- EXERCISE
Your task is to print every entry below exactly as given.

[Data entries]
━━━━━━━━━━━━━━━━━━━━━━━━━━━━━━

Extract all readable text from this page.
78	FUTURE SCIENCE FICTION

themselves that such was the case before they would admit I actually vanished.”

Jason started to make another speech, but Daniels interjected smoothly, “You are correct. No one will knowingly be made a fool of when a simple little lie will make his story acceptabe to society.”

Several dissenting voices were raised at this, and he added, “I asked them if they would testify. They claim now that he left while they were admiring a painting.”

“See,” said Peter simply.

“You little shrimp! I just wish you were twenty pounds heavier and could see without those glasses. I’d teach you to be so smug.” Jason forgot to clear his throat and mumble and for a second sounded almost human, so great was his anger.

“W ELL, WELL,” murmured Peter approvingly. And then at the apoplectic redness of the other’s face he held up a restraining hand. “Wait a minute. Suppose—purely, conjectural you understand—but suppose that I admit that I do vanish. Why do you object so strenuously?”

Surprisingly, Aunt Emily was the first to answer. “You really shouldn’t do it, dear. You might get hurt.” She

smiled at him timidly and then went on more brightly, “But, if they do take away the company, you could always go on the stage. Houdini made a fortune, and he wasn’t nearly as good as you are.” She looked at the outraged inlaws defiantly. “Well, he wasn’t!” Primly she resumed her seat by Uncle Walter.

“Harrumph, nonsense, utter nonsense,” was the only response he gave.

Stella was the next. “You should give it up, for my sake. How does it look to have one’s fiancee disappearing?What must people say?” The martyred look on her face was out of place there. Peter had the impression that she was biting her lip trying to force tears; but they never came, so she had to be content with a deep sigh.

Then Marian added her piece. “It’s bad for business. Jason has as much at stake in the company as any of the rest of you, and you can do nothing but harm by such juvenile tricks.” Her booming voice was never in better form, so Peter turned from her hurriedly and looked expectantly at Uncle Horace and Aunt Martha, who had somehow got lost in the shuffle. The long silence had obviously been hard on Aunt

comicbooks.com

━━━━━━━━━━━━━━━━━━━━━━━━━━━━━━

- THE RESULT
Extract all readable text from this page.
78	FUTURE SCIENCE FICTION

themselves that such was the case before they would admit I actually vanished.”

Jason started to make another speech, but Daniels interjected smoothly, “You are correct. No one will knowingly be made a fool of when a simple little lie will make his story acceptabe to society.”

Several dissenting voices were raised at this, and he added, “I asked them if they would testify. They claim now that he left while they were admiring a painting.”

“See,” said Peter simply.

“You little shrimp! I just wish you were twenty pounds heavier and could see without those glasses. I’d teach you to be so smug.” Jason forgot to clear his throat and mumble and for a second sounded almost human, so great was his anger.

“W ELL, WELL,” murmured Peter approvingly. And then at the apoplectic redness of the other’s face he held up a restraining hand. “Wait a minute. Suppose—purely, conjectural you understand—but suppose that I admit that I do vanish. Why do you object so strenuously?”

Surprisingly, Aunt Emily was the first to answer. “You really shouldn’t do it, dear. You might get hurt.” She

smiled at him timidly and then went on more brightly, “But, if they do take away the company, you could always go on the stage. Houdini made a fortune, and he wasn’t nearly as good as you are.” She looked at the outraged inlaws defiantly. “Well, he wasn’t!” Primly she resumed her seat by Uncle Walter.

“Harrumph, nonsense, utter nonsense,” was the only response he gave.

Stella was the next. “You should give it up, for my sake. How does it look to have one’s fiancee disappearing?What must people say?” The martyred look on her face was out of place there. Peter had the impression that she was biting her lip trying to force tears; but they never came, so she had to be content with a deep sigh.

Then Marian added her piece. “It’s bad for business. Jason has as much at stake in the company as any of the rest of you, and you can do nothing but harm by such juvenile tricks.” Her booming voice was never in better form, so Peter turned from her hurriedly and looked expectantly at Uncle Horace and Aunt Martha, who had somehow got lost in the shuffle. The long silence had obviously been hard on Aunt

comicbooks.com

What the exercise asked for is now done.